'''

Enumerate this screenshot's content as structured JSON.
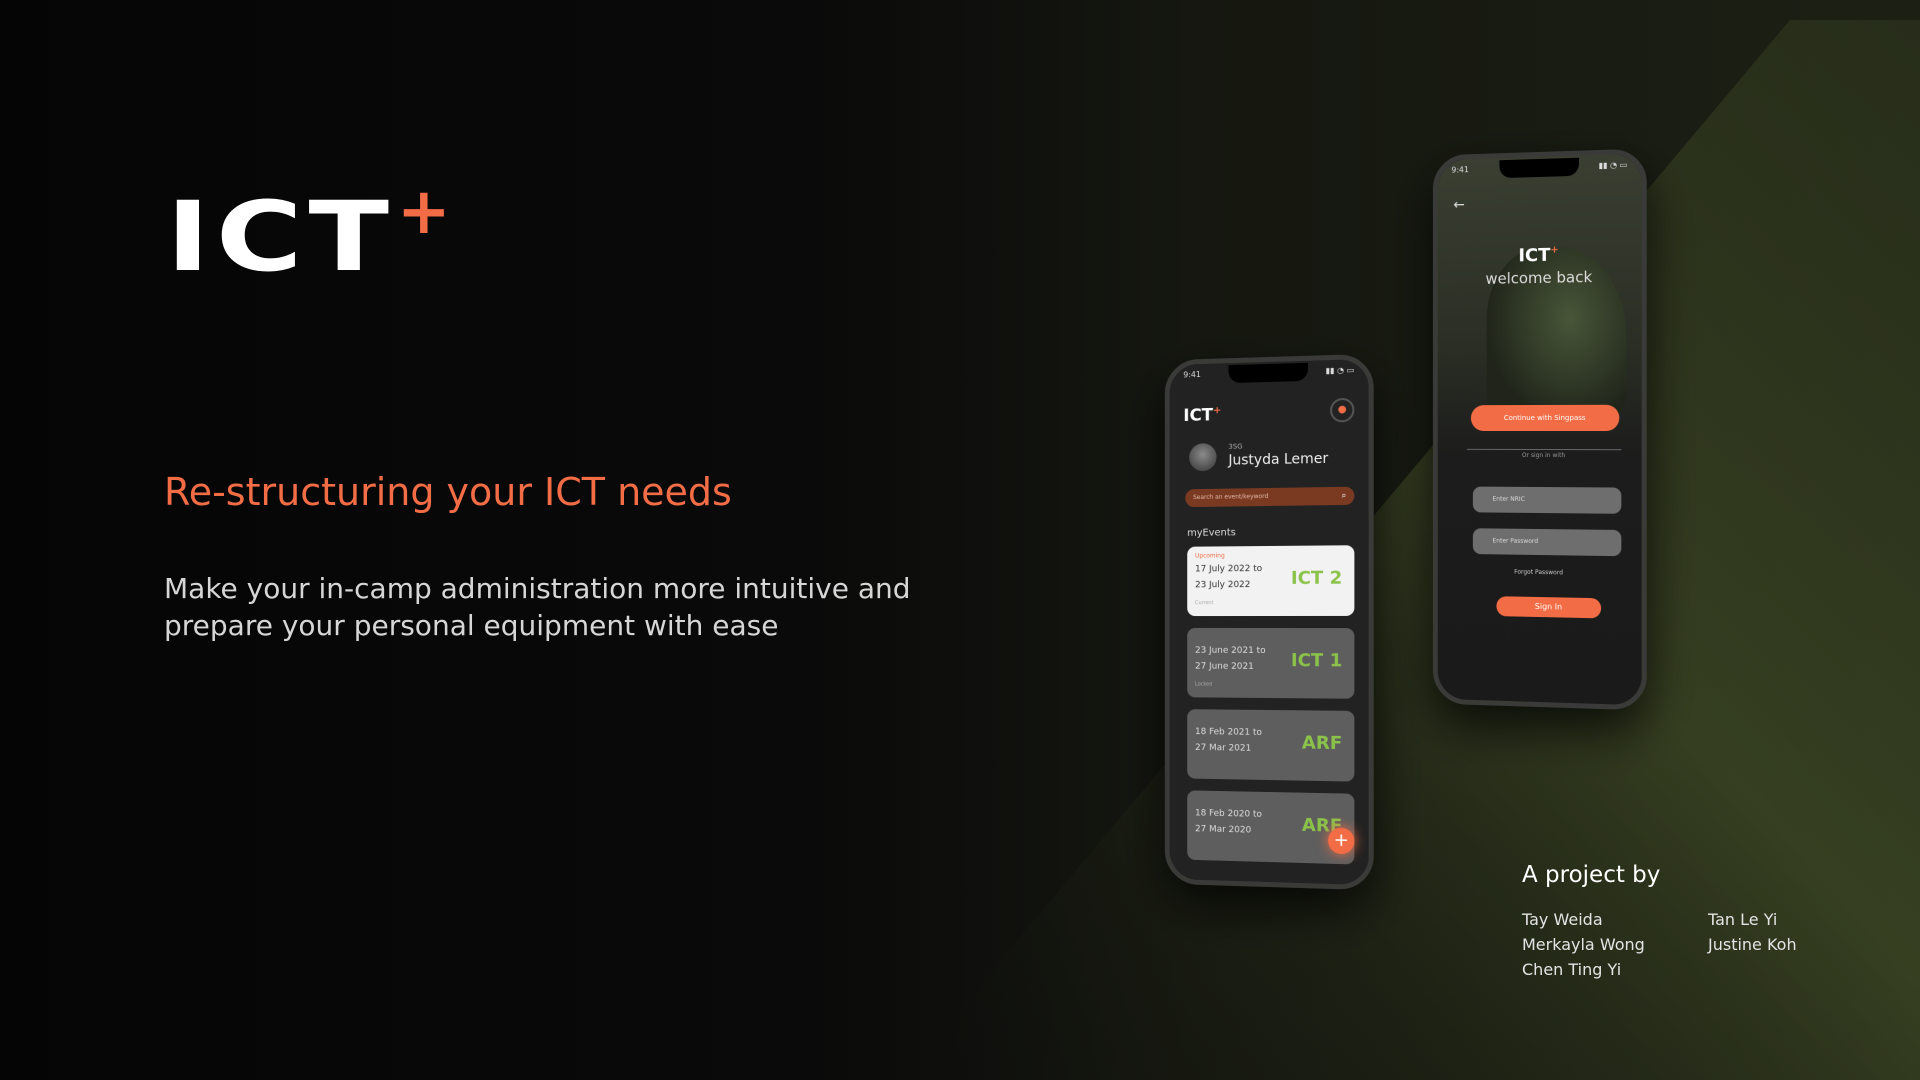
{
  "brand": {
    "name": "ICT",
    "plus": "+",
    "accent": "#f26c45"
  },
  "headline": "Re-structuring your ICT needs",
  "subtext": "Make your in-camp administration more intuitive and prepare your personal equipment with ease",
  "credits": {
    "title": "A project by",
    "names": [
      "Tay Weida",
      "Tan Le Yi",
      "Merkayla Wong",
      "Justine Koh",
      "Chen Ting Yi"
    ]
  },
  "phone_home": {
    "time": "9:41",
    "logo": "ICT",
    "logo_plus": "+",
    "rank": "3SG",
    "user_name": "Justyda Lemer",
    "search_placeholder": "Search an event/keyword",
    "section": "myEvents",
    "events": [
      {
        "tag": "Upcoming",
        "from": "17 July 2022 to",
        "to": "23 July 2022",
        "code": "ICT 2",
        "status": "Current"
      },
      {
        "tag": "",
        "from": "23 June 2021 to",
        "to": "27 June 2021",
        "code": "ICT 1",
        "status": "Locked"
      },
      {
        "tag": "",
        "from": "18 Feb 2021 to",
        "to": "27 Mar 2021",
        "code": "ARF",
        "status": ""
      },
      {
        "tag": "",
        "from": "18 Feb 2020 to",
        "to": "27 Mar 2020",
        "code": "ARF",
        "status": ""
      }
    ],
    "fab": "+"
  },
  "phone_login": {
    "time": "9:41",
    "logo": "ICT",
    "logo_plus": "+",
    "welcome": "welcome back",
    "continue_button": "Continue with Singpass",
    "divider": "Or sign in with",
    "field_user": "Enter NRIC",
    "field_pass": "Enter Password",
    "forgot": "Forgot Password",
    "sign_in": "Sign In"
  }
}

'''
'''

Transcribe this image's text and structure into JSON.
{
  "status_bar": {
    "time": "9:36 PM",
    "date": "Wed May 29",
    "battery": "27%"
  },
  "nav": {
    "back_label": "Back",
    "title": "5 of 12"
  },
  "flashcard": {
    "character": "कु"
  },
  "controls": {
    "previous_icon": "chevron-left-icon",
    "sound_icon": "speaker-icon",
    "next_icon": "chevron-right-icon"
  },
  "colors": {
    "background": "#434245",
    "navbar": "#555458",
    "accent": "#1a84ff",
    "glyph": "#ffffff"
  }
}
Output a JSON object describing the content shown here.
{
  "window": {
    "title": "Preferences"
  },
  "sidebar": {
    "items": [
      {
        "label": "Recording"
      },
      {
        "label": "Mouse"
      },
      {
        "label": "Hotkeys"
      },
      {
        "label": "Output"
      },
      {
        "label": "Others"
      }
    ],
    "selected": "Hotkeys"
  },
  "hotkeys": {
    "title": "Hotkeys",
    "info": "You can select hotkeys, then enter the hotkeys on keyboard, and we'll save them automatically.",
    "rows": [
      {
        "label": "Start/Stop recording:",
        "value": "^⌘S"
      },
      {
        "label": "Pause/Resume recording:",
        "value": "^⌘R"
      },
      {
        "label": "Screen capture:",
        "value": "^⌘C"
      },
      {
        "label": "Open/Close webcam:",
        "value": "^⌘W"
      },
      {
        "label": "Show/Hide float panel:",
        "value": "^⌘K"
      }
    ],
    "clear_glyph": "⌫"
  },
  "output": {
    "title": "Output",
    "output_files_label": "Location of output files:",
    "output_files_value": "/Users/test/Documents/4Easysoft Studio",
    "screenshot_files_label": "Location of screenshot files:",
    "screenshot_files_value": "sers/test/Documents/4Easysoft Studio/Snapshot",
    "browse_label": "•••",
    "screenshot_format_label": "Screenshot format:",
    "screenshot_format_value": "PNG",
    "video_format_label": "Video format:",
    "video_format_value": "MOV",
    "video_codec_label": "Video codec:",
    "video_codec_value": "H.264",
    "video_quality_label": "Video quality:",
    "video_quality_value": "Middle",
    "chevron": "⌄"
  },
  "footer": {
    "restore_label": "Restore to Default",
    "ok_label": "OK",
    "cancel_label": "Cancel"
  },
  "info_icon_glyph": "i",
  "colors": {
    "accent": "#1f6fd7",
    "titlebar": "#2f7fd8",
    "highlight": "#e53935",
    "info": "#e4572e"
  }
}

'''
'''

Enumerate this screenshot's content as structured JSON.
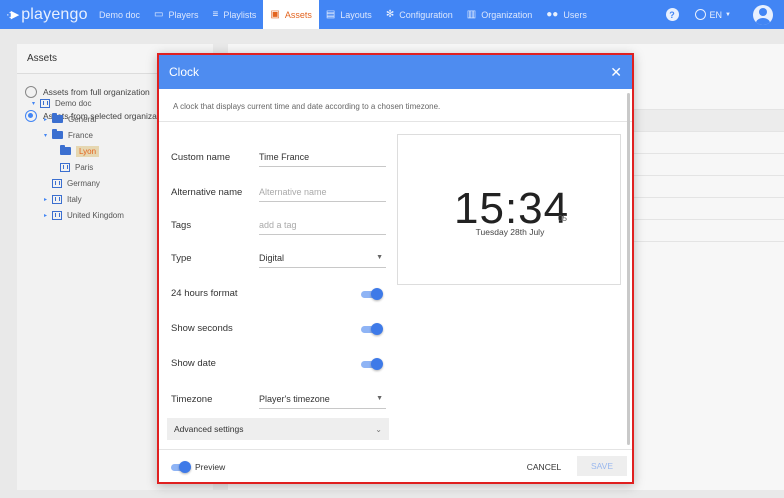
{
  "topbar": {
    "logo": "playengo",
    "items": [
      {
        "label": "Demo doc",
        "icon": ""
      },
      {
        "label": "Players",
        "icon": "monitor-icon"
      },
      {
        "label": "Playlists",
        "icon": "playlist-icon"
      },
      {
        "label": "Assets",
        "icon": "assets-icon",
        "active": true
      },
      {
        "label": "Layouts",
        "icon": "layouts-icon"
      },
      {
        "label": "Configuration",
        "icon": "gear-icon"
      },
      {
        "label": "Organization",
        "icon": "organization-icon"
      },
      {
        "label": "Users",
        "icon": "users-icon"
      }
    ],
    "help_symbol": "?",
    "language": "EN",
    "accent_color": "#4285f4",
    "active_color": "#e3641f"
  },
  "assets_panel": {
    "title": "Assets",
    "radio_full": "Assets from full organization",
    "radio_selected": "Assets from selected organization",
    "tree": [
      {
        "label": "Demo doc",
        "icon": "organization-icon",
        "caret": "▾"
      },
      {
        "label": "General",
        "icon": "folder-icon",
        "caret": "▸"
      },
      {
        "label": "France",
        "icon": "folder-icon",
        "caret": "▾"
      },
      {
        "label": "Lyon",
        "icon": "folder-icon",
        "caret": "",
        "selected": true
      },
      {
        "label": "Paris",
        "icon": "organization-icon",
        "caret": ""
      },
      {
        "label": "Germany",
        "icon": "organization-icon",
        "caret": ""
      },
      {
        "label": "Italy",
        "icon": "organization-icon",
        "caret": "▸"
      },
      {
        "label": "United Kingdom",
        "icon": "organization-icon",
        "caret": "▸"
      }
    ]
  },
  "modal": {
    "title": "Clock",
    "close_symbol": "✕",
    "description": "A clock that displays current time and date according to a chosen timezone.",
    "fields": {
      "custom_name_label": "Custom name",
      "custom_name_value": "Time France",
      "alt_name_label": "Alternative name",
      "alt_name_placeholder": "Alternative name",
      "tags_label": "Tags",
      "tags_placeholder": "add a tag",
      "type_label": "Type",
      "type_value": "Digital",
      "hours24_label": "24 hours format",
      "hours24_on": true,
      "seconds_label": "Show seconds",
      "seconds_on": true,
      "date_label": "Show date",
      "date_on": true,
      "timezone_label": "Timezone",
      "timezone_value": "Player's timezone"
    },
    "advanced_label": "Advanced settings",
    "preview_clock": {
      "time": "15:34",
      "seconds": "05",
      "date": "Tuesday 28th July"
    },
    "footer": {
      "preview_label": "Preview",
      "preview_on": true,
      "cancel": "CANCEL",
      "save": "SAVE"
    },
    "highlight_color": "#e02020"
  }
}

'''

■ AIM OF THE TASK: Take every line from the data that contains the word "with".

■ OUTPUT BELOW:
  "subtext": "Make your in-camp administration more intuitive and prepare your personal equipment with ease",
    "continue_button": "Continue with Singpass",
    "divider": "Or sign in with",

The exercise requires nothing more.